(Instructions to follow) Copy each line exactly. Leave nothing out.

(Listing)
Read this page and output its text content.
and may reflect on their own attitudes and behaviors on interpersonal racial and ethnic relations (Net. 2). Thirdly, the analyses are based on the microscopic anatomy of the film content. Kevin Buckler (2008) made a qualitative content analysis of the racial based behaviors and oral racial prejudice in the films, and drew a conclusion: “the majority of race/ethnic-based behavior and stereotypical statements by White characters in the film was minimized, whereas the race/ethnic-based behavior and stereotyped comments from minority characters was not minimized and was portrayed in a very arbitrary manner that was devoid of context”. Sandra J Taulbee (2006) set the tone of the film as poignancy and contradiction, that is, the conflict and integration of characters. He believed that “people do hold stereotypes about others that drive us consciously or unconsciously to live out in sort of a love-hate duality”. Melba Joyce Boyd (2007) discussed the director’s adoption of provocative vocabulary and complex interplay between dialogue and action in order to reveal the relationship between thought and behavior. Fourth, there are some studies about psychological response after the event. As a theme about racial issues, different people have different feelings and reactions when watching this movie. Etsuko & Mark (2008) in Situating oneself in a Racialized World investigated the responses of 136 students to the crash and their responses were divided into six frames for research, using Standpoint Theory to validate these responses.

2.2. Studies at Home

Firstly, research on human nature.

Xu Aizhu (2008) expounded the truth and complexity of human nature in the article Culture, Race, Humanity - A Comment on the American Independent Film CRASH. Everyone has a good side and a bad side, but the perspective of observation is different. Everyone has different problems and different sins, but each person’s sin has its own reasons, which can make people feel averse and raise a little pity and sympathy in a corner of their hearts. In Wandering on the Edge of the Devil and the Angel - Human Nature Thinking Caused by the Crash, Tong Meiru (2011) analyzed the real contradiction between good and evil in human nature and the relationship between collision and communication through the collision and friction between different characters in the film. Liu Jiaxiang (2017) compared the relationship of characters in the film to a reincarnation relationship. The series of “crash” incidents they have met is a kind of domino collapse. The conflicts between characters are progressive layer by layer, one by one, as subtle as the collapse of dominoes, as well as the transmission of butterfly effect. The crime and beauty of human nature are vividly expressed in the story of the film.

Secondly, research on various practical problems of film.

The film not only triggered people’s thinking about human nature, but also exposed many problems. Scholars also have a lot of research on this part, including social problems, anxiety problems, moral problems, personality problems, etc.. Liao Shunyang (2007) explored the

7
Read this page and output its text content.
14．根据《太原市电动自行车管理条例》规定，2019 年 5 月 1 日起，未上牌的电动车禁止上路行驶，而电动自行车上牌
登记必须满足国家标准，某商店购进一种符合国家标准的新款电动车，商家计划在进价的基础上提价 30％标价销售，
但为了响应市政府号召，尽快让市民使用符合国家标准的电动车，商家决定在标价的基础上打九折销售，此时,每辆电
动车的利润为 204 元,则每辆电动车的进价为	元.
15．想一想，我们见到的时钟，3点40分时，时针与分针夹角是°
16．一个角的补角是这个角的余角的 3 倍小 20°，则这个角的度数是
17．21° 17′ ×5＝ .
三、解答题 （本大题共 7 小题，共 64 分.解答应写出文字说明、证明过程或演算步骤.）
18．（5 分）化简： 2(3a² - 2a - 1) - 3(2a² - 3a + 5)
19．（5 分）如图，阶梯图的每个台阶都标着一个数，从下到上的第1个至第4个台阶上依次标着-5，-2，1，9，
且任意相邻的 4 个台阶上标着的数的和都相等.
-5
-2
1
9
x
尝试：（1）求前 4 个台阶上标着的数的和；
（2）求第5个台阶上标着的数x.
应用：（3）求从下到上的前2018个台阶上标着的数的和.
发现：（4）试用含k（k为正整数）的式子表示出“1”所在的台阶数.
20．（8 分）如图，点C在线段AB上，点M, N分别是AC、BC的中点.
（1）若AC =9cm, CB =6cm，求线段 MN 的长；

(The response)
Read this page and output its text content.
and may reflect on their own attitudes and behaviors on interpersonal racial and ethnic relations (Net. 2). Thirdly, the analyses are based on the microscopic anatomy of the film content. Kevin Buckler (2008) made a qualitative content analysis of the racial based behaviors and oral racial prejudice in the films, and drew a conclusion: “the majority of race/ethnic-based behavior and stereotypical statements by White characters in the film was minimized, whereas the race/ethnic-based behavior and stereotyped comments from minority characters was not minimized and was portrayed in a very arbitrary manner that was devoid of context”. Sandra J Taulbee (2006) set the tone of the film as poignancy and contradiction, that is, the conflict and integration of characters. He believed that “people do hold stereotypes about others that drive us consciously or unconsciously to live out in sort of a love-hate duality”. Melba Joyce Boyd (2007) discussed the director’s adoption of provocative vocabulary and complex interplay between dialogue and action in order to reveal the relationship between thought and behavior. Fourth, there are some studies about psychological response after the event. As a theme about racial issues, different people have different feelings and reactions when watching this movie. Etsuko & Mark (2008) in Situating oneself in a Racialized World investigated the responses of 136 students to the crash and their responses were divided into six frames for research, using Standpoint Theory to validate these responses.

2.2. Studies at Home

Firstly, research on human nature.

Xu Aizhu (2008) expounded the truth and complexity of human nature in the article Culture, Race, Humanity - A Comment on the American Independent Film CRASH. Everyone has a good side and a bad side, but the perspective of observation is different. Everyone has different problems and different sins, but each person’s sin has its own reasons, which can make people feel averse and raise a little pity and sympathy in a corner of their hearts. In Wandering on the Edge of the Devil and the Angel - Human Nature Thinking Caused by the Crash, Tong Meiru (2011) analyzed the real contradiction between good and evil in human nature and the relationship between collision and communication through the collision and friction between different characters in the film. Liu Jiaxiang (2017) compared the relationship of characters in the film to a reincarnation relationship. The series of “crash” incidents they have met is a kind of domino collapse. The conflicts between characters are progressive layer by layer, one by one, as subtle as the collapse of dominoes, as well as the transmission of butterfly effect. The crime and beauty of human nature are vividly expressed in the story of the film.

Secondly, research on various practical problems of film.

The film not only triggered people’s thinking about human nature, but also exposed many problems. Scholars also have a lot of research on this part, including social problems, anxiety problems, moral problems, personality problems, etc.. Liao Shunyang (2007) explored the

7
Read this page and output its text content.
14．根据《太原市电动自行车管理条例》规定，2019 年 5 月 1 日起，未上牌的电动车禁止上路行驶，而电动自行车上牌
登记必须满足国家标准，某商店购进一种符合国家标准的新款电动车，商家计划在进价的基础上提价 30％标价销售，
但为了响应市政府号召，尽快让市民使用符合国家标准的电动车，商家决定在标价的基础上打九折销售，此时,每辆电
动车的利润为 204 元,则每辆电动车的进价为	元.
15．想一想，我们见到的时钟，3点40分时，时针与分针夹角是°
16．一个角的补角是这个角的余角的 3 倍小 20°，则这个角的度数是
17．21° 17′ ×5＝ .
三、解答题 （本大题共 7 小题，共 64 分.解答应写出文字说明、证明过程或演算步骤.）
18．（5 分）化简： 2(3a² - 2a - 1) - 3(2a² - 3a + 5)
19．（5 分）如图，阶梯图的每个台阶都标着一个数，从下到上的第1个至第4个台阶上依次标着-5，-2，1，9，
且任意相邻的 4 个台阶上标着的数的和都相等.
-5
-2
1
9
x
尝试：（1）求前 4 个台阶上标着的数的和；
（2）求第5个台阶上标着的数x.
应用：（3）求从下到上的前2018个台阶上标着的数的和.
发现：（4）试用含k（k为正整数）的式子表示出“1”所在的台阶数.
20．（8 分）如图，点C在线段AB上，点M, N分别是AC、BC的中点.
（1）若AC =9cm, CB =6cm，求线段 MN 的长；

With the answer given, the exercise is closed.